--- START OF RECORDS TO PROCESS ---

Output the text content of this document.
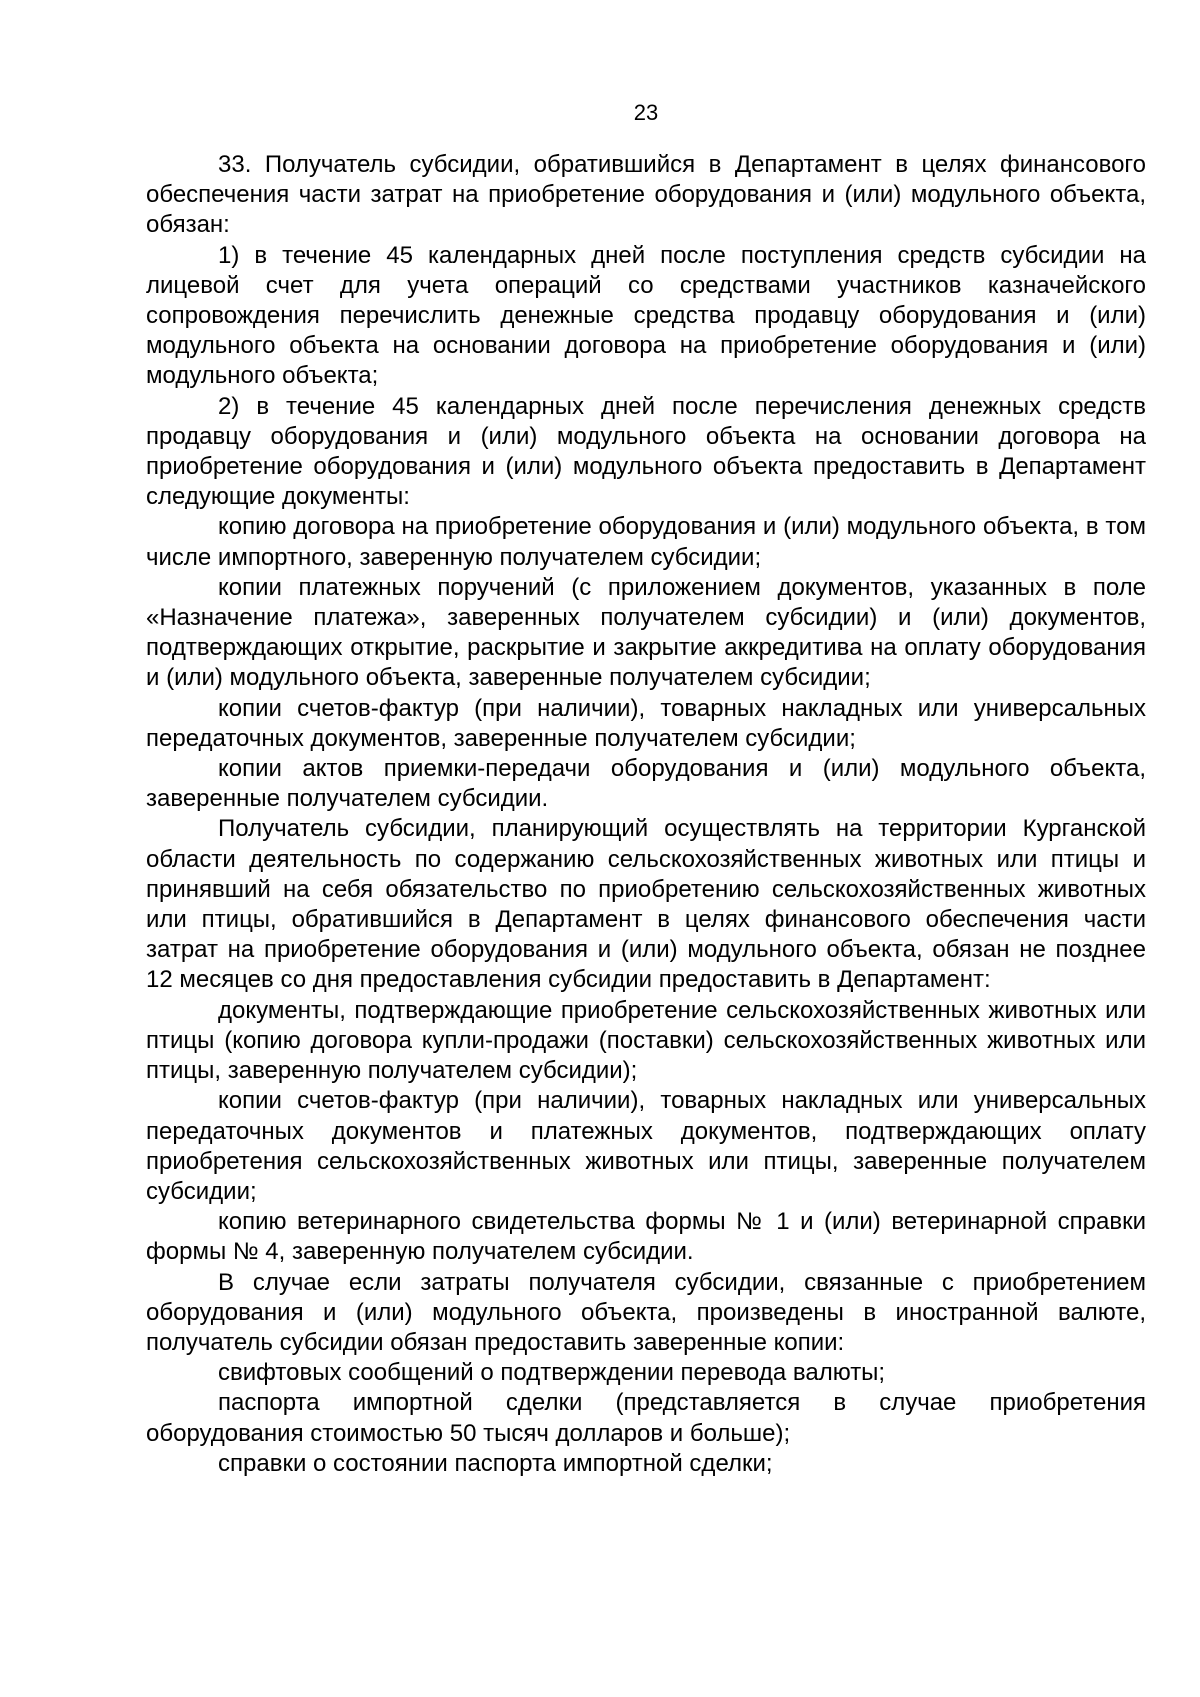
23

33. Получатель субсидии, обратившийся в Департамент в целях финансового обеспечения части затрат на приобретение оборудования и (или) модульного объекта, обязан:

1) в течение 45 календарных дней после поступления средств субсидии на лицевой счет для учета операций со средствами участников казначейского сопровождения перечислить денежные средства продавцу оборудования и (или) модульного объекта на основании договора на приобретение оборудования и (или) модульного объекта;

2) в течение 45 календарных дней после перечисления денежных средств продавцу оборудования и (или) модульного объекта на основании договора на приобретение оборудования и (или) модульного объекта предоставить в Департамент следующие документы:

копию договора на приобретение оборудования и (или) модульного объекта, в том числе импортного, заверенную получателем субсидии;

копии платежных поручений (с приложением документов, указанных в поле «Назначение платежа», заверенных получателем субсидии) и (или) документов, подтверждающих открытие, раскрытие и закрытие аккредитива на оплату оборудования и (или) модульного объекта, заверенные получателем субсидии;

копии счетов-фактур (при наличии), товарных накладных или универсальных передаточных документов, заверенные получателем субсидии;

копии актов приемки-передачи оборудования и (или) модульного объекта, заверенные получателем субсидии.

Получатель субсидии, планирующий осуществлять на территории Курганской области деятельность по содержанию сельскохозяйственных животных или птицы и принявший на себя обязательство по приобретению сельскохозяйственных животных или птицы, обратившийся в Департамент в целях финансового обеспечения части затрат на приобретение оборудования и (или) модульного объекта, обязан не позднее 12 месяцев со дня предоставления субсидии предоставить в Департамент:

документы, подтверждающие приобретение сельскохозяйственных животных или птицы (копию договора купли-продажи (поставки) сельскохозяйственных животных или птицы, заверенную получателем субсидии);

копии счетов-фактур (при наличии), товарных накладных или универсальных передаточных документов и платежных документов, подтверждающих оплату приобретения сельскохозяйственных животных или птицы, заверенные получателем субсидии;

копию ветеринарного свидетельства формы № 1 и (или) ветеринарной справки формы № 4, заверенную получателем субсидии.

В случае если затраты получателя субсидии, связанные с приобретением оборудования и (или) модульного объекта, произведены в иностранной валюте, получатель субсидии обязан предоставить заверенные копии:

свифтовых сообщений о подтверждении перевода валюты;

паспорта импортной сделки (представляется в случае приобретения оборудования стоимостью 50 тысяч долларов и больше);

справки о состоянии паспорта импортной сделки;
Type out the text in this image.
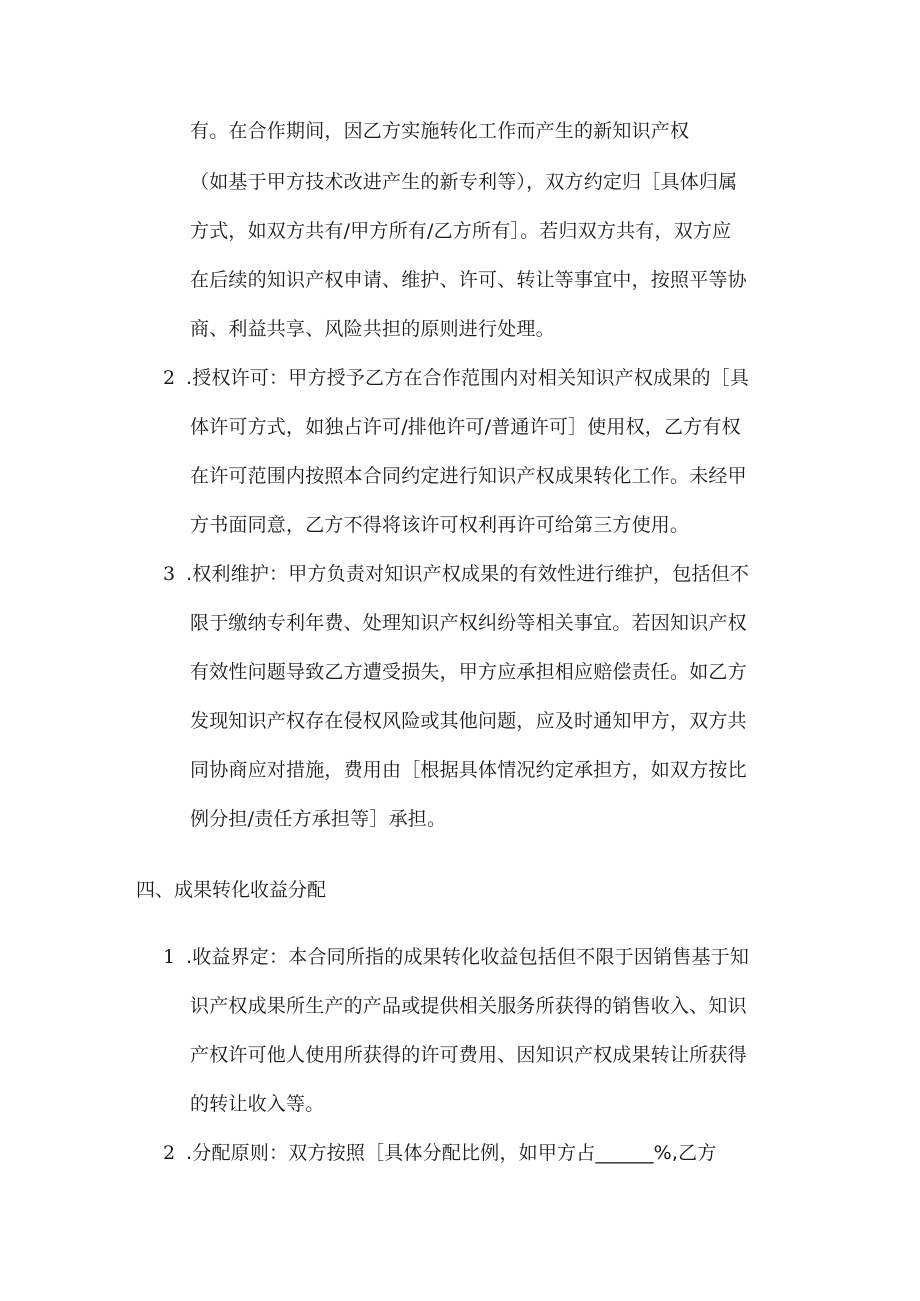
有。在合作期间，因乙方实施转化工作而产生的新知识产权
（如基于甲方技术改进产生的新专利等），双方约定归［具体归属
方式，如双方共有/甲方所有/乙方所有］。若归双方共有，双方应
在后续的知识产权申请、维护、许可、转让等事宜中，按照平等协
商、利益共享、风险共担的原则进行处理。
2 .授权许可：甲方授予乙方在合作范围内对相关知识产权成果的［具
体许可方式，如独占许可/排他许可/普通许可］使用权，乙方有权
在许可范围内按照本合同约定进行知识产权成果转化工作。未经甲
方书面同意，乙方不得将该许可权利再许可给第三方使用。
3 .权利维护：甲方负责对知识产权成果的有效性进行维护，包括但不
限于缴纳专利年费、处理知识产权纠纷等相关事宜。若因知识产权
有效性问题导致乙方遭受损失，甲方应承担相应赔偿责任。如乙方
发现知识产权存在侵权风险或其他问题，应及时通知甲方，双方共
同协商应对措施，费用由［根据具体情况约定承担方，如双方按比
例分担/责任方承担等］承担。
四、成果转化收益分配
1 .收益界定：本合同所指的成果转化收益包括但不限于因销售基于知
识产权成果所生产的产品或提供相关服务所获得的销售收入、知识
产权许可他人使用所获得的许可费用、因知识产权成果转让所获得
的转让收入等。
2 .分配原则：双方按照［具体分配比例，如甲方占______%,乙方
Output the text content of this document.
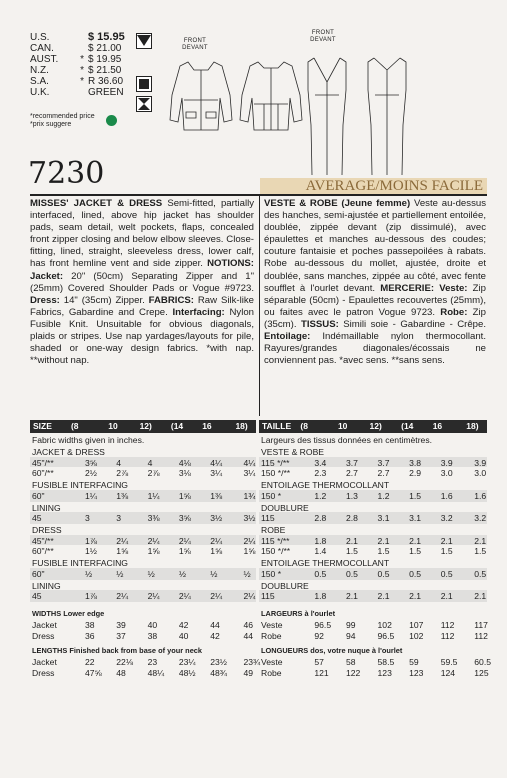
U.S.	$ 15.95
CAN.	$ 21.00
AUST. * $ 19.95
N.Z.	* $ 21.50
S.A.	* R 36.60
U.K.	GREEN
*recommended price
*prix suggere
FRONT
DEVANT
FRONT
DEVANT
7230	AVERAGE/MOINS FACILE
MISSES' JACKET & DRESS Semi-fitted, partially interfaced, lined, above hip jacket has shoulder pads, seam detail, welt pockets, flaps, concealed front zipper closing and below elbow sleeves. Close-fitting, lined, straight, sleeveless dress, lower calf, has front hemline vent and side zipper. NOTIONS: Jacket: 20" (50cm) Separating Zipper and 1" (25mm) Covered Shoulder Pads or Vogue #9723. Dress: 14" (35cm) Zipper. FABRICS: Raw Silk-like Fabrics, Gabardine and Crepe. Interfacing: Nylon Fusible Knit. Unsuitable for obvious diagonals, plaids or stripes. Use nap yardages/layouts for pile, shaded or one-way design fabrics. *with nap. **without nap.
VESTE & ROBE (Jeune femme) Veste au-dessus des hanches, semi-ajustée et partiellement entoilée, doublée, zippée devant (zip dissimulé), avec épaulettes et manches au-dessous des coudes; couture fantaisie et poches passepoilées à rabats. Robe au-dessous du mollet, ajustée, droite et doublée, sans manches, zippée au côté, avec fente soufflet à l'ourlet devant. MERCERIE: Veste: Zip séparable (50cm) - Epaulettes recouvertes (25mm), ou faites avec le patron Vogue 9723. Robe: Zip (35cm). TISSUS: Simili soie - Gabardine - Crêpe. Entoilage: Indémaillable nylon thermocollant. Rayures/grandes diagonales/écossais ne conviennent pas. *avec sens. **sans sens.
SIZE (8	10	12) (14 16	18)
Fabric widths given in inches.
JACKET & DRESS
45"/**	3⅝ 4	4	4⅛ 4¼ 4¼
60"/**	2½ 2⅞ 2⅞ 3⅛ 3¼ 3¼
FUSIBLE INTERFACING
60"	1¼ 1⅜ 1¼ 1⅝ 1⅜ 1¾
LINING
45	3	3	3⅜ 3⅝ 3½ 3½
DRESS
45"/**	1⅞ 2¼ 2¼ 2¼ 2¼ 2¼
60"/**	1½ 1⅝ 1⅝ 1⅝ 1⅝ 1⅝
FUSIBLE INTERFACING
60"	½	½	½	½	½	½
LINING
45	1⅞ 2¼ 2¼ 2¼ 2¼ 2¼
WIDTHS Lower edge
Jacket	38	39	40	42	44	46
Dress	36	37	38	40	42	44
LENGTHS Finished back from base of your neck
Jacket	22	22⅛ 23	23¼ 23½ 23¾
Dress	47⅝ 48	48¼ 48½ 48¾ 49
TAILLE (8	10	12) (14 16	18)
Largeurs des tissus données en centimètres.
VESTE & ROBE
115 */**	3.4 3.7 3.7 3.8 3.9	3.9
150 */**	2.3 2.7 2.7 2.9 3.0	3.0
ENTOILAGE THERMOCOLLANT
150 *	1.2 1.3 1.2 1.5 1.6	1.6
DOUBLURE
115	2.8 2.8 3.1 3.1 3.2	3.2
ROBE
115 */**	1.8 2.1 2.1 2.1 2.1	2.1
150 */**	1.4 1.5 1.5 1.5 1.5	1.5
ENTOILAGE THERMOCOLLANT
150 *	0.5 0.5 0.5 0.5 0.5	0.5
DOUBLURE
115	1.8 2.1 2.1 2.1 2.1	2.1
LARGEURS à l'ourlet
Veste	96.5 99	102 107 112 117
Robe	92	94	96.5 102 112 112
LONGUEURS dos, votre nuque à l'ourlet
Veste	57	58	58.5 59	59.5 60.5
Robe	121 122 123 123 124 125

--- END OF RECORDS TO PROCESS ---

### YOUR GOAL
Retype each record exactly as it stands, but do not include the pictures.

### SOLUTION
Output the text content of this document.
23

33. Получатель субсидии, обратившийся в Департамент в целях финансового обеспечения части затрат на приобретение оборудования и (или) модульного объекта, обязан:

1) в течение 45 календарных дней после поступления средств субсидии на лицевой счет для учета операций со средствами участников казначейского сопровождения перечислить денежные средства продавцу оборудования и (или) модульного объекта на основании договора на приобретение оборудования и (или) модульного объекта;

2) в течение 45 календарных дней после перечисления денежных средств продавцу оборудования и (или) модульного объекта на основании договора на приобретение оборудования и (или) модульного объекта предоставить в Департамент следующие документы:

копию договора на приобретение оборудования и (или) модульного объекта, в том числе импортного, заверенную получателем субсидии;

копии платежных поручений (с приложением документов, указанных в поле «Назначение платежа», заверенных получателем субсидии) и (или) документов, подтверждающих открытие, раскрытие и закрытие аккредитива на оплату оборудования и (или) модульного объекта, заверенные получателем субсидии;

копии счетов-фактур (при наличии), товарных накладных или универсальных передаточных документов, заверенные получателем субсидии;

копии актов приемки-передачи оборудования и (или) модульного объекта, заверенные получателем субсидии.

Получатель субсидии, планирующий осуществлять на территории Курганской области деятельность по содержанию сельскохозяйственных животных или птицы и принявший на себя обязательство по приобретению сельскохозяйственных животных или птицы, обратившийся в Департамент в целях финансового обеспечения части затрат на приобретение оборудования и (или) модульного объекта, обязан не позднее 12 месяцев со дня предоставления субсидии предоставить в Департамент:

документы, подтверждающие приобретение сельскохозяйственных животных или птицы (копию договора купли-продажи (поставки) сельскохозяйственных животных или птицы, заверенную получателем субсидии);

копии счетов-фактур (при наличии), товарных накладных или универсальных передаточных документов и платежных документов, подтверждающих оплату приобретения сельскохозяйственных животных или птицы, заверенные получателем субсидии;

копию ветеринарного свидетельства формы № 1 и (или) ветеринарной справки формы № 4, заверенную получателем субсидии.

В случае если затраты получателя субсидии, связанные с приобретением оборудования и (или) модульного объекта, произведены в иностранной валюте, получатель субсидии обязан предоставить заверенные копии:

свифтовых сообщений о подтверждении перевода валюты;

паспорта импортной сделки (представляется в случае приобретения оборудования стоимостью 50 тысяч долларов и больше);

справки о состоянии паспорта импортной сделки;
Type out the text in this image.
有。在合作期间，因乙方实施转化工作而产生的新知识产权
（如基于甲方技术改进产生的新专利等），双方约定归［具体归属
方式，如双方共有/甲方所有/乙方所有］。若归双方共有，双方应
在后续的知识产权申请、维护、许可、转让等事宜中，按照平等协
商、利益共享、风险共担的原则进行处理。
2 .授权许可：甲方授予乙方在合作范围内对相关知识产权成果的［具
体许可方式，如独占许可/排他许可/普通许可］使用权，乙方有权
在许可范围内按照本合同约定进行知识产权成果转化工作。未经甲
方书面同意，乙方不得将该许可权利再许可给第三方使用。
3 .权利维护：甲方负责对知识产权成果的有效性进行维护，包括但不
限于缴纳专利年费、处理知识产权纠纷等相关事宜。若因知识产权
有效性问题导致乙方遭受损失，甲方应承担相应赔偿责任。如乙方
发现知识产权存在侵权风险或其他问题，应及时通知甲方，双方共
同协商应对措施，费用由［根据具体情况约定承担方，如双方按比
例分担/责任方承担等］承担。
四、成果转化收益分配
1 .收益界定：本合同所指的成果转化收益包括但不限于因销售基于知
识产权成果所生产的产品或提供相关服务所获得的销售收入、知识
产权许可他人使用所获得的许可费用、因知识产权成果转让所获得
的转让收入等。
2 .分配原则：双方按照［具体分配比例，如甲方占______%,乙方
Output the text content of this document.
U.S.	$ 15.95
CAN.	$ 21.00
AUST. * $ 19.95
N.Z.	* $ 21.50
S.A.	* R 36.60
U.K.	GREEN
*recommended price
*prix suggere
FRONT
DEVANT
FRONT
DEVANT
7230	AVERAGE/MOINS FACILE
MISSES' JACKET & DRESS Semi-fitted, partially interfaced, lined, above hip jacket has shoulder pads, seam detail, welt pockets, flaps, concealed front zipper closing and below elbow sleeves. Close-fitting, lined, straight, sleeveless dress, lower calf, has front hemline vent and side zipper. NOTIONS: Jacket: 20" (50cm) Separating Zipper and 1" (25mm) Covered Shoulder Pads or Vogue #9723. Dress: 14" (35cm) Zipper. FABRICS: Raw Silk-like Fabrics, Gabardine and Crepe. Interfacing: Nylon Fusible Knit. Unsuitable for obvious diagonals, plaids or stripes. Use nap yardages/layouts for pile, shaded or one-way design fabrics. *with nap. **without nap.
VESTE & ROBE (Jeune femme) Veste au-dessus des hanches, semi-ajustée et partiellement entoilée, doublée, zippée devant (zip dissimulé), avec épaulettes et manches au-dessous des coudes; couture fantaisie et poches passepoilées à rabats. Robe au-dessous du mollet, ajustée, droite et doublée, sans manches, zippée au côté, avec fente soufflet à l'ourlet devant. MERCERIE: Veste: Zip séparable (50cm) - Epaulettes recouvertes (25mm), ou faites avec le patron Vogue 9723. Robe: Zip (35cm). TISSUS: Simili soie - Gabardine - Crêpe. Entoilage: Indémaillable nylon thermocollant. Rayures/grandes diagonales/écossais ne conviennent pas. *avec sens. **sans sens.
SIZE (8	10	12) (14 16	18)
Fabric widths given in inches.
JACKET & DRESS
45"/**	3⅝ 4	4	4⅛ 4¼ 4¼
60"/**	2½ 2⅞ 2⅞ 3⅛ 3¼ 3¼
FUSIBLE INTERFACING
60"	1¼ 1⅜ 1¼ 1⅝ 1⅜ 1¾
LINING
45	3	3	3⅜ 3⅝ 3½ 3½
DRESS
45"/**	1⅞ 2¼ 2¼ 2¼ 2¼ 2¼
60"/**	1½ 1⅝ 1⅝ 1⅝ 1⅝ 1⅝
FUSIBLE INTERFACING
60"	½	½	½	½	½	½
LINING
45	1⅞ 2¼ 2¼ 2¼ 2¼ 2¼
WIDTHS Lower edge
Jacket	38	39	40	42	44	46
Dress	36	37	38	40	42	44
LENGTHS Finished back from base of your neck
Jacket	22	22⅛ 23	23¼ 23½ 23¾
Dress	47⅝ 48	48¼ 48½ 48¾ 49
TAILLE (8	10	12) (14 16	18)
Largeurs des tissus données en centimètres.
VESTE & ROBE
115 */**	3.4 3.7 3.7 3.8 3.9	3.9
150 */**	2.3 2.7 2.7 2.9 3.0	3.0
ENTOILAGE THERMOCOLLANT
150 *	1.2 1.3 1.2 1.5 1.6	1.6
DOUBLURE
115	2.8 2.8 3.1 3.1 3.2	3.2
ROBE
115 */**	1.8 2.1 2.1 2.1 2.1	2.1
150 */**	1.4 1.5 1.5 1.5 1.5	1.5
ENTOILAGE THERMOCOLLANT
150 *	0.5 0.5 0.5 0.5 0.5	0.5
DOUBLURE
115	1.8 2.1 2.1 2.1 2.1	2.1
LARGEURS à l'ourlet
Veste	96.5 99	102 107 112 117
Robe	92	94	96.5 102 112 112
LONGUEURS dos, votre nuque à l'ourlet
Veste	57	58	58.5 59	59.5 60.5
Robe	121 122 123 123 124 125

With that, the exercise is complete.